+++ Supplied material
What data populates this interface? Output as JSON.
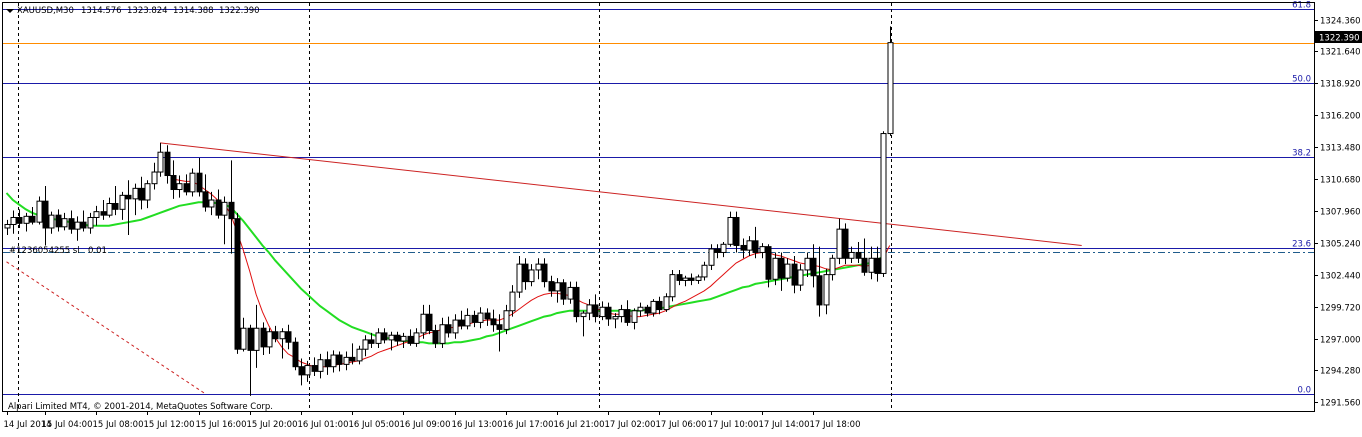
{
  "chart_data": {
    "type": "candlestick",
    "symbol_header": "XAUUSD,M30",
    "ohlc_header": [
      "1314.576",
      "1323.824",
      "1314.388",
      "1322.390"
    ],
    "current_price": 1322.39,
    "current_price_label": "1322.390",
    "copyright": "Alpari Limited MT4, © 2001-2014, MetaQuotes Software Corp.",
    "order_label": "#1236054255 sl",
    "order_value": "0.01",
    "ylim": [
      1290.8,
      1325.8
    ],
    "y_ticks": [
      {
        "value": 1324.36,
        "label": "1324.360"
      },
      {
        "value": 1321.64,
        "label": "1321.640"
      },
      {
        "value": 1318.92,
        "label": "1318.920"
      },
      {
        "value": 1316.2,
        "label": "1316.200"
      },
      {
        "value": 1313.48,
        "label": "1313.480"
      },
      {
        "value": 1310.68,
        "label": "1310.680"
      },
      {
        "value": 1307.96,
        "label": "1307.960"
      },
      {
        "value": 1305.24,
        "label": "1305.240"
      },
      {
        "value": 1302.44,
        "label": "1302.440"
      },
      {
        "value": 1299.72,
        "label": "1299.720"
      },
      {
        "value": 1297.0,
        "label": "1297.000"
      },
      {
        "value": 1294.28,
        "label": "1294.280"
      },
      {
        "value": 1291.56,
        "label": "1291.560"
      }
    ],
    "x_labels": [
      {
        "bar": 0,
        "label": "14 Jul 2014"
      },
      {
        "bar": 6,
        "label": "15 Jul 04:00"
      },
      {
        "bar": 14,
        "label": "15 Jul 08:00"
      },
      {
        "bar": 22,
        "label": "15 Jul 12:00"
      },
      {
        "bar": 30,
        "label": "15 Jul 16:00"
      },
      {
        "bar": 38,
        "label": "15 Jul 20:00"
      },
      {
        "bar": 46,
        "label": "16 Jul 01:00"
      },
      {
        "bar": 54,
        "label": "16 Jul 05:00"
      },
      {
        "bar": 62,
        "label": "16 Jul 09:00"
      },
      {
        "bar": 70,
        "label": "16 Jul 13:00"
      },
      {
        "bar": 78,
        "label": "16 Jul 17:00"
      },
      {
        "bar": 86,
        "label": "16 Jul 21:00"
      },
      {
        "bar": 94,
        "label": "17 Jul 02:00"
      },
      {
        "bar": 102,
        "label": "17 Jul 06:00"
      },
      {
        "bar": 110,
        "label": "17 Jul 10:00"
      },
      {
        "bar": 118,
        "label": "17 Jul 14:00"
      },
      {
        "bar": 126,
        "label": "17 Jul 18:00"
      }
    ],
    "day_separators": [
      1.8,
      47.2,
      92.5,
      138.2
    ],
    "fibonacci": [
      {
        "label": "61.8",
        "value": 1325.3
      },
      {
        "label": "50.0",
        "value": 1318.9
      },
      {
        "label": "38.2",
        "value": 1312.6
      },
      {
        "label": "23.6",
        "value": 1304.8
      },
      {
        "label": "0.0",
        "value": 1292.3
      }
    ],
    "horizontal_lines": [
      {
        "name": "stop-loss",
        "value": 1304.4,
        "color": "#1f5c8c"
      }
    ],
    "trendline": {
      "from": {
        "bar": 24,
        "value": 1313.8
      },
      "to": {
        "bar": 168,
        "value": 1305.0
      },
      "color": "#cc2222"
    },
    "dotted_trendline": {
      "from": {
        "bar": 0,
        "value": 1303.6
      },
      "to": {
        "bar": 31,
        "value": 1292.3
      },
      "color": "#cc2222"
    },
    "colors": {
      "background": "#ffffff",
      "fib": "#1a1aa8",
      "fast_ma": "#e01010",
      "slow_ma": "#22dd22",
      "current_price_line": "#ff8c00",
      "grid": "#000000",
      "candle": "#000000"
    },
    "candles": [
      [
        1306.5,
        1307.2,
        1305.9,
        1306.8
      ],
      [
        1306.8,
        1308.0,
        1306.0,
        1307.4
      ],
      [
        1307.4,
        1308.1,
        1306.5,
        1306.9
      ],
      [
        1306.9,
        1307.8,
        1306.2,
        1307.5
      ],
      [
        1307.5,
        1308.3,
        1306.8,
        1307.0
      ],
      [
        1307.0,
        1309.2,
        1306.8,
        1308.8
      ],
      [
        1308.8,
        1310.1,
        1305.0,
        1306.5
      ],
      [
        1306.5,
        1307.9,
        1306.0,
        1307.6
      ],
      [
        1307.6,
        1308.1,
        1306.2,
        1306.6
      ],
      [
        1306.6,
        1307.8,
        1306.3,
        1307.3
      ],
      [
        1307.3,
        1308.0,
        1306.0,
        1306.4
      ],
      [
        1306.4,
        1307.5,
        1305.4,
        1307.0
      ],
      [
        1307.0,
        1308.0,
        1306.2,
        1306.5
      ],
      [
        1306.5,
        1307.8,
        1306.0,
        1307.4
      ],
      [
        1307.4,
        1308.4,
        1306.7,
        1307.9
      ],
      [
        1307.9,
        1308.9,
        1307.2,
        1307.6
      ],
      [
        1307.6,
        1309.1,
        1307.4,
        1308.6
      ],
      [
        1308.6,
        1310.1,
        1307.6,
        1308.1
      ],
      [
        1308.1,
        1309.6,
        1307.2,
        1309.3
      ],
      [
        1309.3,
        1310.6,
        1305.9,
        1309.0
      ],
      [
        1309.0,
        1310.3,
        1307.6,
        1309.9
      ],
      [
        1309.9,
        1310.9,
        1308.1,
        1308.9
      ],
      [
        1308.9,
        1310.6,
        1308.2,
        1310.3
      ],
      [
        1310.3,
        1312.1,
        1309.8,
        1311.3
      ],
      [
        1311.3,
        1313.8,
        1310.9,
        1313.0
      ],
      [
        1313.0,
        1313.6,
        1310.3,
        1311.0
      ],
      [
        1311.0,
        1312.3,
        1309.0,
        1309.8
      ],
      [
        1309.8,
        1311.0,
        1309.1,
        1310.3
      ],
      [
        1310.3,
        1311.1,
        1309.3,
        1309.6
      ],
      [
        1309.6,
        1311.6,
        1309.2,
        1311.2
      ],
      [
        1311.2,
        1312.5,
        1309.2,
        1309.6
      ],
      [
        1309.6,
        1311.1,
        1307.9,
        1308.3
      ],
      [
        1308.3,
        1309.6,
        1307.6,
        1308.9
      ],
      [
        1308.9,
        1309.8,
        1307.3,
        1307.6
      ],
      [
        1307.6,
        1309.2,
        1305.1,
        1308.7
      ],
      [
        1308.7,
        1312.3,
        1304.3,
        1307.3
      ],
      [
        1307.3,
        1307.8,
        1295.7,
        1296.1
      ],
      [
        1296.1,
        1298.8,
        1295.9,
        1297.9
      ],
      [
        1297.9,
        1298.2,
        1292.1,
        1296.0
      ],
      [
        1296.0,
        1299.9,
        1294.5,
        1297.9
      ],
      [
        1297.9,
        1298.4,
        1295.6,
        1296.3
      ],
      [
        1296.3,
        1297.9,
        1295.7,
        1297.6
      ],
      [
        1297.6,
        1298.1,
        1296.7,
        1297.0
      ],
      [
        1297.0,
        1297.9,
        1295.3,
        1297.6
      ],
      [
        1297.6,
        1298.2,
        1296.1,
        1296.7
      ],
      [
        1296.7,
        1297.1,
        1294.3,
        1294.6
      ],
      [
        1294.6,
        1295.3,
        1293.0,
        1293.9
      ],
      [
        1293.9,
        1295.1,
        1293.3,
        1294.7
      ],
      [
        1294.7,
        1295.4,
        1293.8,
        1294.2
      ],
      [
        1294.2,
        1295.7,
        1293.6,
        1295.2
      ],
      [
        1295.2,
        1295.9,
        1293.9,
        1294.6
      ],
      [
        1294.6,
        1296.0,
        1294.1,
        1295.6
      ],
      [
        1295.6,
        1295.9,
        1294.2,
        1294.8
      ],
      [
        1294.8,
        1295.9,
        1294.3,
        1295.4
      ],
      [
        1295.4,
        1296.6,
        1294.8,
        1295.1
      ],
      [
        1295.1,
        1296.4,
        1294.8,
        1296.1
      ],
      [
        1296.1,
        1297.3,
        1295.5,
        1296.9
      ],
      [
        1296.9,
        1297.5,
        1296.2,
        1296.6
      ],
      [
        1296.6,
        1297.9,
        1296.2,
        1297.5
      ],
      [
        1297.5,
        1297.9,
        1296.6,
        1296.9
      ],
      [
        1296.9,
        1297.6,
        1296.0,
        1297.3
      ],
      [
        1297.3,
        1297.6,
        1296.4,
        1296.8
      ],
      [
        1296.8,
        1297.5,
        1296.2,
        1297.2
      ],
      [
        1297.2,
        1297.8,
        1296.4,
        1296.6
      ],
      [
        1296.6,
        1297.9,
        1296.3,
        1297.5
      ],
      [
        1297.5,
        1299.9,
        1297.0,
        1299.1
      ],
      [
        1299.1,
        1299.9,
        1297.4,
        1297.7
      ],
      [
        1297.7,
        1298.2,
        1296.2,
        1296.6
      ],
      [
        1296.6,
        1298.8,
        1296.2,
        1298.2
      ],
      [
        1298.2,
        1298.9,
        1297.1,
        1297.5
      ],
      [
        1297.5,
        1299.1,
        1297.0,
        1298.6
      ],
      [
        1298.6,
        1299.4,
        1297.8,
        1298.1
      ],
      [
        1298.1,
        1299.6,
        1297.8,
        1299.0
      ],
      [
        1299.0,
        1299.4,
        1298.0,
        1298.4
      ],
      [
        1298.4,
        1299.7,
        1297.9,
        1299.2
      ],
      [
        1299.2,
        1299.6,
        1298.1,
        1298.7
      ],
      [
        1298.7,
        1299.5,
        1297.6,
        1298.2
      ],
      [
        1298.2,
        1299.1,
        1295.9,
        1297.8
      ],
      [
        1297.8,
        1299.9,
        1297.4,
        1299.4
      ],
      [
        1299.4,
        1301.6,
        1298.9,
        1301.0
      ],
      [
        1301.0,
        1304.1,
        1300.5,
        1303.4
      ],
      [
        1303.4,
        1303.9,
        1301.2,
        1301.9
      ],
      [
        1301.9,
        1303.4,
        1301.5,
        1302.9
      ],
      [
        1302.9,
        1303.9,
        1302.1,
        1303.4
      ],
      [
        1303.4,
        1303.9,
        1301.4,
        1301.9
      ],
      [
        1301.9,
        1302.4,
        1300.6,
        1301.1
      ],
      [
        1301.1,
        1302.2,
        1300.1,
        1301.8
      ],
      [
        1301.8,
        1302.1,
        1299.9,
        1300.4
      ],
      [
        1300.4,
        1301.9,
        1300.0,
        1301.4
      ],
      [
        1301.4,
        1301.9,
        1298.4,
        1298.9
      ],
      [
        1298.9,
        1299.4,
        1297.2,
        1299.2
      ],
      [
        1299.2,
        1300.4,
        1298.6,
        1299.9
      ],
      [
        1299.9,
        1300.8,
        1298.4,
        1298.9
      ],
      [
        1298.9,
        1300.2,
        1298.6,
        1299.7
      ],
      [
        1299.7,
        1300.1,
        1298.1,
        1298.7
      ],
      [
        1298.7,
        1299.2,
        1297.9,
        1298.9
      ],
      [
        1298.9,
        1299.9,
        1298.4,
        1299.5
      ],
      [
        1299.5,
        1300.3,
        1298.1,
        1298.4
      ],
      [
        1298.4,
        1299.6,
        1297.8,
        1299.4
      ],
      [
        1299.4,
        1300.1,
        1298.9,
        1299.7
      ],
      [
        1299.7,
        1299.9,
        1298.9,
        1299.2
      ],
      [
        1299.2,
        1300.4,
        1298.9,
        1300.2
      ],
      [
        1300.2,
        1300.6,
        1299.1,
        1299.5
      ],
      [
        1299.5,
        1300.9,
        1299.3,
        1300.6
      ],
      [
        1300.6,
        1302.9,
        1300.2,
        1302.5
      ],
      [
        1302.5,
        1302.9,
        1301.6,
        1302.0
      ],
      [
        1302.0,
        1302.4,
        1301.5,
        1302.2
      ],
      [
        1302.2,
        1302.6,
        1301.6,
        1302.0
      ],
      [
        1302.0,
        1302.5,
        1301.7,
        1302.3
      ],
      [
        1302.3,
        1303.6,
        1302.0,
        1303.3
      ],
      [
        1303.3,
        1305.1,
        1302.9,
        1304.7
      ],
      [
        1304.7,
        1305.1,
        1303.9,
        1304.4
      ],
      [
        1304.4,
        1305.3,
        1304.0,
        1305.1
      ],
      [
        1305.1,
        1307.9,
        1304.9,
        1307.4
      ],
      [
        1307.4,
        1307.9,
        1304.4,
        1305.0
      ],
      [
        1305.0,
        1305.6,
        1303.9,
        1304.6
      ],
      [
        1304.6,
        1305.8,
        1304.1,
        1305.4
      ],
      [
        1305.4,
        1306.6,
        1303.9,
        1304.4
      ],
      [
        1304.4,
        1305.2,
        1303.9,
        1304.9
      ],
      [
        1304.9,
        1305.1,
        1301.4,
        1302.1
      ],
      [
        1302.1,
        1304.4,
        1301.6,
        1303.9
      ],
      [
        1303.9,
        1304.4,
        1301.1,
        1302.2
      ],
      [
        1302.2,
        1303.9,
        1301.9,
        1303.4
      ],
      [
        1303.4,
        1304.1,
        1300.9,
        1301.6
      ],
      [
        1301.6,
        1303.4,
        1301.1,
        1302.9
      ],
      [
        1302.9,
        1304.4,
        1302.3,
        1303.9
      ],
      [
        1303.9,
        1305.1,
        1301.4,
        1302.4
      ],
      [
        1302.4,
        1304.9,
        1298.9,
        1299.9
      ],
      [
        1299.9,
        1303.0,
        1299.1,
        1302.5
      ],
      [
        1302.5,
        1304.2,
        1302.0,
        1303.9
      ],
      [
        1303.9,
        1307.3,
        1303.4,
        1306.4
      ],
      [
        1306.4,
        1306.9,
        1303.4,
        1303.9
      ],
      [
        1303.9,
        1304.9,
        1303.5,
        1304.4
      ],
      [
        1304.4,
        1305.3,
        1303.5,
        1303.9
      ],
      [
        1303.9,
        1305.6,
        1302.4,
        1302.7
      ],
      [
        1302.7,
        1304.9,
        1302.1,
        1303.9
      ],
      [
        1303.9,
        1304.9,
        1301.9,
        1302.6
      ],
      [
        1302.6,
        1314.8,
        1302.3,
        1314.6
      ],
      [
        1314.6,
        1323.8,
        1314.4,
        1322.4
      ]
    ],
    "ma_fast": [
      null,
      null,
      null,
      null,
      null,
      null,
      null,
      null,
      null,
      null,
      null,
      null,
      null,
      null,
      null,
      null,
      null,
      null,
      null,
      null,
      null,
      null,
      null,
      null,
      null,
      null,
      1310.7,
      1310.6,
      1310.5,
      1310.5,
      1310.2,
      1309.8,
      1309.4,
      1308.9,
      1308.6,
      1307.7,
      1306.2,
      1304.6,
      1302.8,
      1300.8,
      1299.3,
      1298.1,
      1297.1,
      1296.3,
      1295.7,
      1295.4,
      1295.0,
      1294.8,
      1294.6,
      1294.6,
      1294.6,
      1294.7,
      1294.8,
      1294.9,
      1295.0,
      1295.1,
      1295.3,
      1295.5,
      1295.8,
      1296.0,
      1296.2,
      1296.4,
      1296.6,
      1296.8,
      1297.0,
      1297.3,
      1297.5,
      1297.6,
      1297.8,
      1297.9,
      1298.0,
      1298.1,
      1298.2,
      1298.4,
      1298.5,
      1298.6,
      1298.6,
      1298.6,
      1298.8,
      1299.1,
      1299.5,
      1299.9,
      1300.3,
      1300.6,
      1300.8,
      1300.9,
      1300.9,
      1300.8,
      1300.7,
      1300.4,
      1300.1,
      1299.9,
      1299.6,
      1299.4,
      1299.2,
      1299.1,
      1299.1,
      1299.0,
      1298.9,
      1298.9,
      1299.0,
      1299.1,
      1299.2,
      1299.4,
      1299.7,
      1300.0,
      1300.2,
      1300.5,
      1300.8,
      1301.1,
      1301.5,
      1302.0,
      1302.5,
      1303.0,
      1303.5,
      1303.8,
      1304.1,
      1304.3,
      1304.4,
      1304.4,
      1304.2,
      1304.1,
      1303.9,
      1303.7,
      1303.5,
      1303.4,
      1303.3,
      1303.2,
      1303.0,
      1302.9,
      1303.1,
      1303.3,
      1303.3,
      1303.3,
      1303.2,
      1303.3,
      1303.5,
      1303.9,
      1305.0
    ],
    "ma_slow": [
      1309.5,
      1308.9,
      1308.5,
      1308.1,
      1307.8,
      1307.6,
      1307.4,
      1307.3,
      1307.2,
      1307.1,
      1307.0,
      1306.9,
      1306.8,
      1306.7,
      1306.7,
      1306.7,
      1306.7,
      1306.8,
      1306.9,
      1307.0,
      1307.1,
      1307.2,
      1307.4,
      1307.6,
      1307.8,
      1308.0,
      1308.2,
      1308.4,
      1308.5,
      1308.6,
      1308.7,
      1308.7,
      1308.7,
      1308.6,
      1308.5,
      1308.3,
      1307.7,
      1307.1,
      1306.4,
      1305.7,
      1305.0,
      1304.4,
      1303.7,
      1303.1,
      1302.5,
      1301.9,
      1301.3,
      1300.8,
      1300.3,
      1299.8,
      1299.4,
      1299.0,
      1298.6,
      1298.3,
      1298.0,
      1297.8,
      1297.6,
      1297.4,
      1297.2,
      1297.1,
      1297.0,
      1296.9,
      1296.8,
      1296.8,
      1296.7,
      1296.7,
      1296.6,
      1296.6,
      1296.6,
      1296.6,
      1296.7,
      1296.7,
      1296.8,
      1296.9,
      1297.0,
      1297.2,
      1297.3,
      1297.5,
      1297.7,
      1297.9,
      1298.1,
      1298.3,
      1298.5,
      1298.7,
      1298.9,
      1299.0,
      1299.2,
      1299.3,
      1299.4,
      1299.4,
      1299.4,
      1299.4,
      1299.4,
      1299.4,
      1299.4,
      1299.4,
      1299.4,
      1299.4,
      1299.4,
      1299.4,
      1299.5,
      1299.5,
      1299.6,
      1299.7,
      1299.8,
      1299.9,
      1300.0,
      1300.1,
      1300.2,
      1300.3,
      1300.4,
      1300.6,
      1300.8,
      1301.0,
      1301.2,
      1301.4,
      1301.5,
      1301.7,
      1301.8,
      1301.9,
      1302.0,
      1302.1,
      1302.2,
      1302.3,
      1302.4,
      1302.5,
      1302.6,
      1302.7,
      1302.8,
      1302.9,
      1303.0,
      1303.1,
      1303.2,
      1303.3,
      1303.4,
      1303.5,
      1303.7,
      1304.1
    ]
  }
}
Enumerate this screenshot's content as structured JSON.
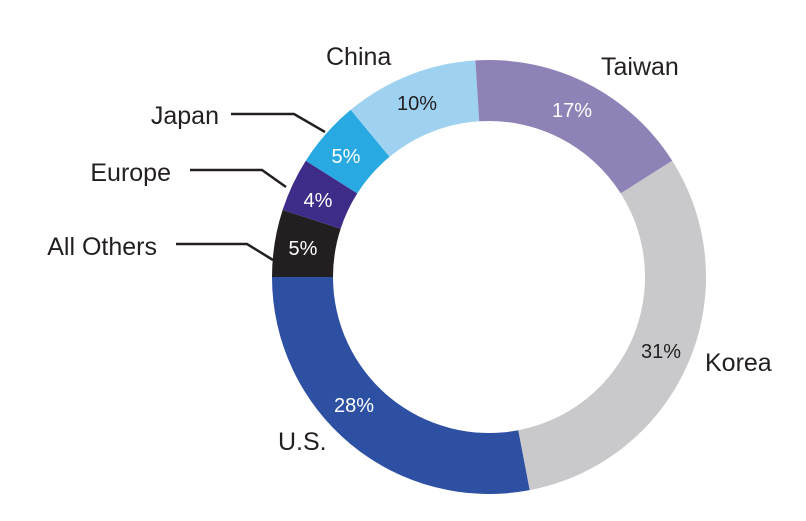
{
  "chart_data": {
    "type": "pie",
    "donut": true,
    "start": "9 o'clock, clockwise",
    "legend": "none",
    "slices": [
      {
        "label": "All Others",
        "value": 5,
        "value_label": "5%",
        "color": "#231f20",
        "text_color": "#ffffff"
      },
      {
        "label": "Europe",
        "value": 4,
        "value_label": "4%",
        "color": "#3f2b88",
        "text_color": "#ffffff"
      },
      {
        "label": "Japan",
        "value": 5,
        "value_label": "5%",
        "color": "#29a9e1",
        "text_color": "#ffffff"
      },
      {
        "label": "China",
        "value": 10,
        "value_label": "10%",
        "color": "#9fd1f0",
        "text_color": "#231f20"
      },
      {
        "label": "Taiwan",
        "value": 17,
        "value_label": "17%",
        "color": "#8e82b6",
        "text_color": "#ffffff"
      },
      {
        "label": "Korea",
        "value": 31,
        "value_label": "31%",
        "color": "#c9c9cb",
        "text_color": "#231f20"
      },
      {
        "label": "U.S.",
        "value": 28,
        "value_label": "28%",
        "color": "#2e50a3",
        "text_color": "#ffffff"
      }
    ]
  }
}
++++++
## What you have to do
Extract the run of lines from the line holding "Enumerate this screenshot's" through the final line of the material above, exactly and inclusively. Leave the pictures behind.

## Correct response
Enumerate this screenshot's content as structured JSON.
{
  "chart_data": {
    "type": "pie",
    "donut": true,
    "start": "9 o'clock, clockwise",
    "legend": "none",
    "slices": [
      {
        "label": "All Others",
        "value": 5,
        "value_label": "5%",
        "color": "#231f20",
        "text_color": "#ffffff"
      },
      {
        "label": "Europe",
        "value": 4,
        "value_label": "4%",
        "color": "#3f2b88",
        "text_color": "#ffffff"
      },
      {
        "label": "Japan",
        "value": 5,
        "value_label": "5%",
        "color": "#29a9e1",
        "text_color": "#ffffff"
      },
      {
        "label": "China",
        "value": 10,
        "value_label": "10%",
        "color": "#9fd1f0",
        "text_color": "#231f20"
      },
      {
        "label": "Taiwan",
        "value": 17,
        "value_label": "17%",
        "color": "#8e82b6",
        "text_color": "#ffffff"
      },
      {
        "label": "Korea",
        "value": 31,
        "value_label": "31%",
        "color": "#c9c9cb",
        "text_color": "#231f20"
      },
      {
        "label": "U.S.",
        "value": 28,
        "value_label": "28%",
        "color": "#2e50a3",
        "text_color": "#ffffff"
      }
    ]
  }
}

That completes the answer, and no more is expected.